** Start of Record list **

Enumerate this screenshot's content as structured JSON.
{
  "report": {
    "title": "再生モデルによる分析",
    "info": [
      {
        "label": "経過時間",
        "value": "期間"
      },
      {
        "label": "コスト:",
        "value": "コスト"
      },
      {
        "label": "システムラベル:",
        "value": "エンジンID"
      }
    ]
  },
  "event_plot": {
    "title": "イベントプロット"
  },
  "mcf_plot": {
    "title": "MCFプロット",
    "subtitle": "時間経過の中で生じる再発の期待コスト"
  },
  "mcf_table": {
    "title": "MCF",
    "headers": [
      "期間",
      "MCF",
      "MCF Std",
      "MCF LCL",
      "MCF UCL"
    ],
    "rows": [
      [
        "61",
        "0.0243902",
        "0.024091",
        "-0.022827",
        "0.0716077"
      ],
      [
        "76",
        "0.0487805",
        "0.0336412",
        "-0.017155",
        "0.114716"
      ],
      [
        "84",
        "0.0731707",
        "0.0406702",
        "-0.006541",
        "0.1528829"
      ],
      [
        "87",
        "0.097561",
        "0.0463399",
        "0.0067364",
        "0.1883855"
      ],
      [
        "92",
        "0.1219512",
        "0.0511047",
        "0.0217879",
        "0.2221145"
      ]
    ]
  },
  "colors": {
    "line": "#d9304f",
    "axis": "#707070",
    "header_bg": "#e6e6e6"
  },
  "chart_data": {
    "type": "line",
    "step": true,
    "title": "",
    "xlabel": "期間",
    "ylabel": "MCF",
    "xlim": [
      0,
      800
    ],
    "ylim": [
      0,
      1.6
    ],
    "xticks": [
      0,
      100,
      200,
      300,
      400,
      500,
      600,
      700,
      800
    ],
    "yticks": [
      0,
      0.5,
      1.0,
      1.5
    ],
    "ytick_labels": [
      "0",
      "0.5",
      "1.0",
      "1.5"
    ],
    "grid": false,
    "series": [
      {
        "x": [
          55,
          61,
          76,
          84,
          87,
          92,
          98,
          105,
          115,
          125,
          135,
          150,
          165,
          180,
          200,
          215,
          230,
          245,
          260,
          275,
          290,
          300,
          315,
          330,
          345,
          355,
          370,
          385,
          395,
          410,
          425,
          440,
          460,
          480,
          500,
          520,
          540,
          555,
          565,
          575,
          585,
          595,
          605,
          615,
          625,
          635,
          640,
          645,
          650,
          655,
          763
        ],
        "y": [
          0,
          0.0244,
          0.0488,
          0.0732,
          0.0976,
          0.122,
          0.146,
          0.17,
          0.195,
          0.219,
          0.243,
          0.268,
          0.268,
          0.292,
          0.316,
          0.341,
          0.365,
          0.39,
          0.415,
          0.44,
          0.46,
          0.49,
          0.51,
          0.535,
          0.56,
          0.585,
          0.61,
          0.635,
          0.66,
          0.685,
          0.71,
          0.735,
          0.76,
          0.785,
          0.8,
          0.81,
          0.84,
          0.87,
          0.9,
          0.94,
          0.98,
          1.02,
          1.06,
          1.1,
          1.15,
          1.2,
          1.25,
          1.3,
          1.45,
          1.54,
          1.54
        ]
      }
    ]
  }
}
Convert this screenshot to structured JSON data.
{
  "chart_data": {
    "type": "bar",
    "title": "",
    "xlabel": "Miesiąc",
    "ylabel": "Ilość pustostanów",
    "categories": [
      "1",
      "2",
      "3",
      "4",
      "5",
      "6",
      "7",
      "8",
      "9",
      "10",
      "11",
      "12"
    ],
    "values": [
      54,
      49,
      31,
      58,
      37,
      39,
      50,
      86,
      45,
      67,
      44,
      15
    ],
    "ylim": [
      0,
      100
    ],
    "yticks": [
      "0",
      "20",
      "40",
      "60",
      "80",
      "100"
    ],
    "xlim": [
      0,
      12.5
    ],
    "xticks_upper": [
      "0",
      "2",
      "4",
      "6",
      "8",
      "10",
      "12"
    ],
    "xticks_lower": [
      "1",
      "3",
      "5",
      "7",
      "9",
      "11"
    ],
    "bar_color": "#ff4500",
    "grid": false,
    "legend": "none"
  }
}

** End of Record list **

What to work on:
Repeat every record exactly as written, please.

Exercise output:
Enumerate this screenshot's content as structured JSON.
{
  "report": {
    "title": "再生モデルによる分析",
    "info": [
      {
        "label": "経過時間",
        "value": "期間"
      },
      {
        "label": "コスト:",
        "value": "コスト"
      },
      {
        "label": "システムラベル:",
        "value": "エンジンID"
      }
    ]
  },
  "event_plot": {
    "title": "イベントプロット"
  },
  "mcf_plot": {
    "title": "MCFプロット",
    "subtitle": "時間経過の中で生じる再発の期待コスト"
  },
  "mcf_table": {
    "title": "MCF",
    "headers": [
      "期間",
      "MCF",
      "MCF Std",
      "MCF LCL",
      "MCF UCL"
    ],
    "rows": [
      [
        "61",
        "0.0243902",
        "0.024091",
        "-0.022827",
        "0.0716077"
      ],
      [
        "76",
        "0.0487805",
        "0.0336412",
        "-0.017155",
        "0.114716"
      ],
      [
        "84",
        "0.0731707",
        "0.0406702",
        "-0.006541",
        "0.1528829"
      ],
      [
        "87",
        "0.097561",
        "0.0463399",
        "0.0067364",
        "0.1883855"
      ],
      [
        "92",
        "0.1219512",
        "0.0511047",
        "0.0217879",
        "0.2221145"
      ]
    ]
  },
  "colors": {
    "line": "#d9304f",
    "axis": "#707070",
    "header_bg": "#e6e6e6"
  },
  "chart_data": {
    "type": "line",
    "step": true,
    "title": "",
    "xlabel": "期間",
    "ylabel": "MCF",
    "xlim": [
      0,
      800
    ],
    "ylim": [
      0,
      1.6
    ],
    "xticks": [
      0,
      100,
      200,
      300,
      400,
      500,
      600,
      700,
      800
    ],
    "yticks": [
      0,
      0.5,
      1.0,
      1.5
    ],
    "ytick_labels": [
      "0",
      "0.5",
      "1.0",
      "1.5"
    ],
    "grid": false,
    "series": [
      {
        "x": [
          55,
          61,
          76,
          84,
          87,
          92,
          98,
          105,
          115,
          125,
          135,
          150,
          165,
          180,
          200,
          215,
          230,
          245,
          260,
          275,
          290,
          300,
          315,
          330,
          345,
          355,
          370,
          385,
          395,
          410,
          425,
          440,
          460,
          480,
          500,
          520,
          540,
          555,
          565,
          575,
          585,
          595,
          605,
          615,
          625,
          635,
          640,
          645,
          650,
          655,
          763
        ],
        "y": [
          0,
          0.0244,
          0.0488,
          0.0732,
          0.0976,
          0.122,
          0.146,
          0.17,
          0.195,
          0.219,
          0.243,
          0.268,
          0.268,
          0.292,
          0.316,
          0.341,
          0.365,
          0.39,
          0.415,
          0.44,
          0.46,
          0.49,
          0.51,
          0.535,
          0.56,
          0.585,
          0.61,
          0.635,
          0.66,
          0.685,
          0.71,
          0.735,
          0.76,
          0.785,
          0.8,
          0.81,
          0.84,
          0.87,
          0.9,
          0.94,
          0.98,
          1.02,
          1.06,
          1.1,
          1.15,
          1.2,
          1.25,
          1.3,
          1.45,
          1.54,
          1.54
        ]
      }
    ]
  }
}
Convert this screenshot to structured JSON data.
{
  "chart_data": {
    "type": "bar",
    "title": "",
    "xlabel": "Miesiąc",
    "ylabel": "Ilość pustostanów",
    "categories": [
      "1",
      "2",
      "3",
      "4",
      "5",
      "6",
      "7",
      "8",
      "9",
      "10",
      "11",
      "12"
    ],
    "values": [
      54,
      49,
      31,
      58,
      37,
      39,
      50,
      86,
      45,
      67,
      44,
      15
    ],
    "ylim": [
      0,
      100
    ],
    "yticks": [
      "0",
      "20",
      "40",
      "60",
      "80",
      "100"
    ],
    "xlim": [
      0,
      12.5
    ],
    "xticks_upper": [
      "0",
      "2",
      "4",
      "6",
      "8",
      "10",
      "12"
    ],
    "xticks_lower": [
      "1",
      "3",
      "5",
      "7",
      "9",
      "11"
    ],
    "bar_color": "#ff4500",
    "grid": false,
    "legend": "none"
  }
}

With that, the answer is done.